- [WHAT THE TASK REQUIRES] Find each line with the word "ylabel" and copy it.
____
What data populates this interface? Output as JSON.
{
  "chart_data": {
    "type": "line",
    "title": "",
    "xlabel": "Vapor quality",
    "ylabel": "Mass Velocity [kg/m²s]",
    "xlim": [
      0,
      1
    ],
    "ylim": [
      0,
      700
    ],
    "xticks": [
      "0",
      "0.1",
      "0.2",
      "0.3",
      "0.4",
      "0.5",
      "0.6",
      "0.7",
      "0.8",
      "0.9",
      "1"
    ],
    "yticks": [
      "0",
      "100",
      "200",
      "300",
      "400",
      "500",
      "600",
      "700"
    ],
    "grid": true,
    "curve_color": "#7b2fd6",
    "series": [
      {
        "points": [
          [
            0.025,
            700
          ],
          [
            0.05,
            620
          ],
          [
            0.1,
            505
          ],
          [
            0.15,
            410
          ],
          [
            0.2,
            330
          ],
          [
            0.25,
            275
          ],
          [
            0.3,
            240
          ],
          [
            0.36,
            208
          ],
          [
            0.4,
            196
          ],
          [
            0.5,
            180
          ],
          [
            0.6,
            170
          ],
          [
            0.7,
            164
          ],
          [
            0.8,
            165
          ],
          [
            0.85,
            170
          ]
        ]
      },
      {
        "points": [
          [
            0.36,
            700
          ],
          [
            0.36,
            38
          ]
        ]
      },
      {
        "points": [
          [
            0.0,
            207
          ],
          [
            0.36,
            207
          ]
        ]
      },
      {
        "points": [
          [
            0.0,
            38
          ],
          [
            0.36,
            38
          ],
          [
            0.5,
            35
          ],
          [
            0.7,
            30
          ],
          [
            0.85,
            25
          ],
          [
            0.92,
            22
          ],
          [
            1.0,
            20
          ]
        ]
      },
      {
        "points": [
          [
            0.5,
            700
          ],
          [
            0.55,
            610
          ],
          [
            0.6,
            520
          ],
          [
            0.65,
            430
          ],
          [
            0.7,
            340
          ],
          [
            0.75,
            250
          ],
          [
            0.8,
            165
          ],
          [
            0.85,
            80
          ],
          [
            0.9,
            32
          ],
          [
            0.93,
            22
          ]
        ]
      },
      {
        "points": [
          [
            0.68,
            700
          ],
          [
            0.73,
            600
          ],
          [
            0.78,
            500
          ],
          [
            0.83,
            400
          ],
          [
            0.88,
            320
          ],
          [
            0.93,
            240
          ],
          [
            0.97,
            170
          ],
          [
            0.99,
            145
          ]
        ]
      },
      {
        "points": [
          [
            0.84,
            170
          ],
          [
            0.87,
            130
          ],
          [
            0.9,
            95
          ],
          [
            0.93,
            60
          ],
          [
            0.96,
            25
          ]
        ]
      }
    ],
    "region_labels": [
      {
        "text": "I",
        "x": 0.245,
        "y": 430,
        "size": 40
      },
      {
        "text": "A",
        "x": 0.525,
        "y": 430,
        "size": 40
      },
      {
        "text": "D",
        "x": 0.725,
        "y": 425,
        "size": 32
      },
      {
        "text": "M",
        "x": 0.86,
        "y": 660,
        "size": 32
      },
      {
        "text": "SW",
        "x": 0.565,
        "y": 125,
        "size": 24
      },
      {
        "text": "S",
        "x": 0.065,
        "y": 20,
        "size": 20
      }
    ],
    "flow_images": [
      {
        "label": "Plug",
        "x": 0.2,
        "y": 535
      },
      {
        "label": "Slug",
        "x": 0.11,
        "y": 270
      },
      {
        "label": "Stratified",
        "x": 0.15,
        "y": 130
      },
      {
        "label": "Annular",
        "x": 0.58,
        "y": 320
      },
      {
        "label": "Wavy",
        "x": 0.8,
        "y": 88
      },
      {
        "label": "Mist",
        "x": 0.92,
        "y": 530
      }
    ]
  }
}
____
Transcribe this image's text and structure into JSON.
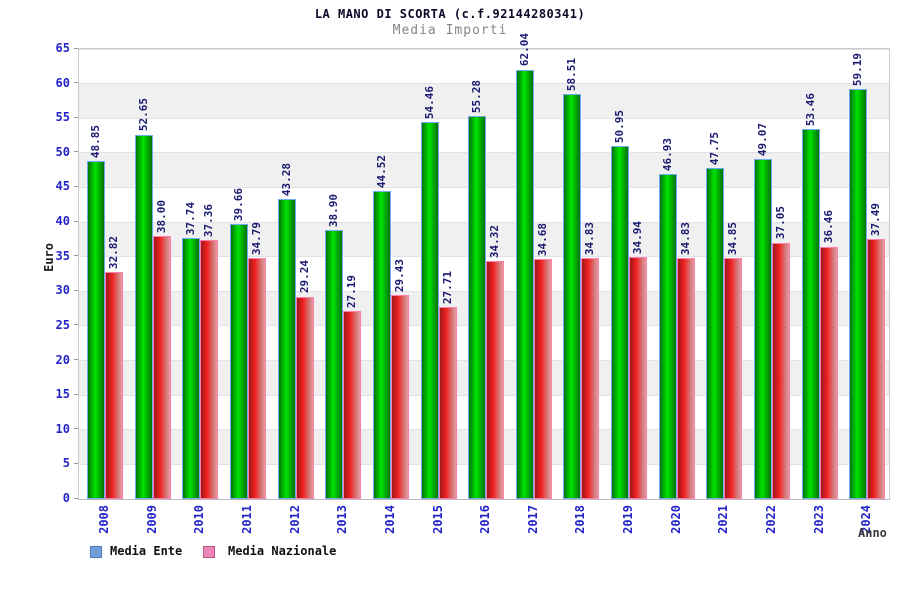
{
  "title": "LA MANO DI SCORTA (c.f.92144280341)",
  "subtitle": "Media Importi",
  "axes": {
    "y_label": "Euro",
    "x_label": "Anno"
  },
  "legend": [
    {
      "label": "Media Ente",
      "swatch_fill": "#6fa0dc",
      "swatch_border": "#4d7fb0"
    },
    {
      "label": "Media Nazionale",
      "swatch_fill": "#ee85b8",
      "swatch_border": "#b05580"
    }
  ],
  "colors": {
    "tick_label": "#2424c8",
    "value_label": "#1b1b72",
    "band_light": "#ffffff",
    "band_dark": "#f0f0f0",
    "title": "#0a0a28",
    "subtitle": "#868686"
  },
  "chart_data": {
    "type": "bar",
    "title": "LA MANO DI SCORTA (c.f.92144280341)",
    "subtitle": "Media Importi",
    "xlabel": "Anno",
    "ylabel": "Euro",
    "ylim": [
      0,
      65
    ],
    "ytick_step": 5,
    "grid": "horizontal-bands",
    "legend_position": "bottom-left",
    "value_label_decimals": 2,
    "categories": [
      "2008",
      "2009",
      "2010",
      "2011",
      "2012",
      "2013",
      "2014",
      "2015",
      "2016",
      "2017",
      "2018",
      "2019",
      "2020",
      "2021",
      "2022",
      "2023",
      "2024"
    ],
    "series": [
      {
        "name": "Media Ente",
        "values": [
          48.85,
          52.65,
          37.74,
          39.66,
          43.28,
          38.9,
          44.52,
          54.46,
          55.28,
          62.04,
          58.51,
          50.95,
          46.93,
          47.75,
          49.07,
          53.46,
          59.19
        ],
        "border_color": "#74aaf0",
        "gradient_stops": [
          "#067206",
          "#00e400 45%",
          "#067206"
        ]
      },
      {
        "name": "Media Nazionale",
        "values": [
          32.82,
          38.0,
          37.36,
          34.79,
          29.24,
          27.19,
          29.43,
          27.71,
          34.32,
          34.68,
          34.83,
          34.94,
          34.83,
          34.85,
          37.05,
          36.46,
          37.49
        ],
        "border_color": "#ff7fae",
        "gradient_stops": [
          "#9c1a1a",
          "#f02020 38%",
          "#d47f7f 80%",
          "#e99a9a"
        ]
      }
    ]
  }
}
____
- [EXERCISE RESPONSE]
    "ylabel": "Mass Velocity [kg/m²s]",
    "ylabel": "Euro",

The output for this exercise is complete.